> **WORK REQUIRED**
Copy every line from the material below that holds "meressä".

> **DATA PROVIDED**
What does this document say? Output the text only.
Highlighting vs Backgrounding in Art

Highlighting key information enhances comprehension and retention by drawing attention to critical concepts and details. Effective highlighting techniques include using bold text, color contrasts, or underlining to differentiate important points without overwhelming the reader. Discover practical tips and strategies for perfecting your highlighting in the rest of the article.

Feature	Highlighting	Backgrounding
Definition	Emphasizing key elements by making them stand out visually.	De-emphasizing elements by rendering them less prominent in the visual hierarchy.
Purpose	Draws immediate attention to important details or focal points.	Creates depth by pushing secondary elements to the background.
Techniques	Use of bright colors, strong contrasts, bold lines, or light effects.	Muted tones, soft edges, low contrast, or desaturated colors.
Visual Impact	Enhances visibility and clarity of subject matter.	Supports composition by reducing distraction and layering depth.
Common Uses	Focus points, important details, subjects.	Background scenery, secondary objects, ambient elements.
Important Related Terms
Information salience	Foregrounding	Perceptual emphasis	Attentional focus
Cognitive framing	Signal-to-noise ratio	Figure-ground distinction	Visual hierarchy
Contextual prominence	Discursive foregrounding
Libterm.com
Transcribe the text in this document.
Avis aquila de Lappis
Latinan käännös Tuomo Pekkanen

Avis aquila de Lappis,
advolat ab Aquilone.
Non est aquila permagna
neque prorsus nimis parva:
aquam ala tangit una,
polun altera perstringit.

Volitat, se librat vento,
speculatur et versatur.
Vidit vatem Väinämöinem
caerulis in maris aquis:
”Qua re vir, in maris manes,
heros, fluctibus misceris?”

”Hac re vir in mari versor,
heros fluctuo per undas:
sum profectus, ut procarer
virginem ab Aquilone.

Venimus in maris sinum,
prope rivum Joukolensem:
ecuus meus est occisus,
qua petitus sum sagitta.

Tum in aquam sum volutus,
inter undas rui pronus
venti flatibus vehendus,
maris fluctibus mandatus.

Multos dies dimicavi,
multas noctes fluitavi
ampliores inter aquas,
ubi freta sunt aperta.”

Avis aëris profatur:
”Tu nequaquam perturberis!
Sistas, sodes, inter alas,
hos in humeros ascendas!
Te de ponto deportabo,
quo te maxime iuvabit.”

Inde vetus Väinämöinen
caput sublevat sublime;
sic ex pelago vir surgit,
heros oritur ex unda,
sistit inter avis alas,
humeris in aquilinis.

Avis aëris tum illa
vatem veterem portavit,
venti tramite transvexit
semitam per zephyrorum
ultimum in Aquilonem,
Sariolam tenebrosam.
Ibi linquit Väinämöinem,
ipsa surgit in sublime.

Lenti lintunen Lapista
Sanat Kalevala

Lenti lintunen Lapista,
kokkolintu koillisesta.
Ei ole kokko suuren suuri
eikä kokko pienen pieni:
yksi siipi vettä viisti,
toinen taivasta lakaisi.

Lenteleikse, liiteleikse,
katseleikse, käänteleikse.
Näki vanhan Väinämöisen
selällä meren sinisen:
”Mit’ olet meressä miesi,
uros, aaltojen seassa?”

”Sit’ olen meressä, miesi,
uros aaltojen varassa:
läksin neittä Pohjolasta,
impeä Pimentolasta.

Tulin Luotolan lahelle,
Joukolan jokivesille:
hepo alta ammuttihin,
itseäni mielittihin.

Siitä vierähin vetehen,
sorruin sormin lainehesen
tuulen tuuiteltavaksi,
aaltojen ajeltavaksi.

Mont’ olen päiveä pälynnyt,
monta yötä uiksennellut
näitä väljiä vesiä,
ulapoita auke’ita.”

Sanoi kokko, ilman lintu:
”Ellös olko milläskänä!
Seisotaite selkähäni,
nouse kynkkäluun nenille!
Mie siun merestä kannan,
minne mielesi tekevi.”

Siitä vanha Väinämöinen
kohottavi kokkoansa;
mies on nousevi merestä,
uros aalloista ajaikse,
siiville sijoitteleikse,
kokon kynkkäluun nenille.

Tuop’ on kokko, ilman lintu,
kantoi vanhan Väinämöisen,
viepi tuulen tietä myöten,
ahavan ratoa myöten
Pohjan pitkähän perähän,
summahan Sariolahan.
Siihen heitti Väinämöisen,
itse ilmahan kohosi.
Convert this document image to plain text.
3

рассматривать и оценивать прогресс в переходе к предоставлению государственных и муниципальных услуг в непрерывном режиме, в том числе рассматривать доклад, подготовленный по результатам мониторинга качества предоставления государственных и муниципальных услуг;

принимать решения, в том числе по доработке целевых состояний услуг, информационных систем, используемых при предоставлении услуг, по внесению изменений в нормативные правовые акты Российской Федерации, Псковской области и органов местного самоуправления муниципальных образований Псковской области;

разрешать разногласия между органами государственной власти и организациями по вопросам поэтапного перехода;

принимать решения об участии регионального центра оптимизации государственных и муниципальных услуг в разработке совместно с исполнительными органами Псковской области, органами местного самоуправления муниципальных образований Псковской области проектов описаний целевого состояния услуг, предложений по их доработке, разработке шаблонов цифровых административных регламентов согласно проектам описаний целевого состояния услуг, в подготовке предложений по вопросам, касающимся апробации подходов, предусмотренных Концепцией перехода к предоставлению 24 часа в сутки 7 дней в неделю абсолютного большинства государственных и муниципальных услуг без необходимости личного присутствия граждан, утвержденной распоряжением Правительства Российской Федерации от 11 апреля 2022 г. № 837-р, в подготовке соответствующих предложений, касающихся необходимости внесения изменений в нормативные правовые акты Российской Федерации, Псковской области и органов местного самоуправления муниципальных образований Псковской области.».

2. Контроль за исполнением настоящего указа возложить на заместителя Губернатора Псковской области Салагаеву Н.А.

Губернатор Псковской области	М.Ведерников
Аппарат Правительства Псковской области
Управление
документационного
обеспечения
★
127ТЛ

> **EXERCISE OUTPUT**
”Mit’ olet meressä miesi,
”Sit’ olen meressä, miesi,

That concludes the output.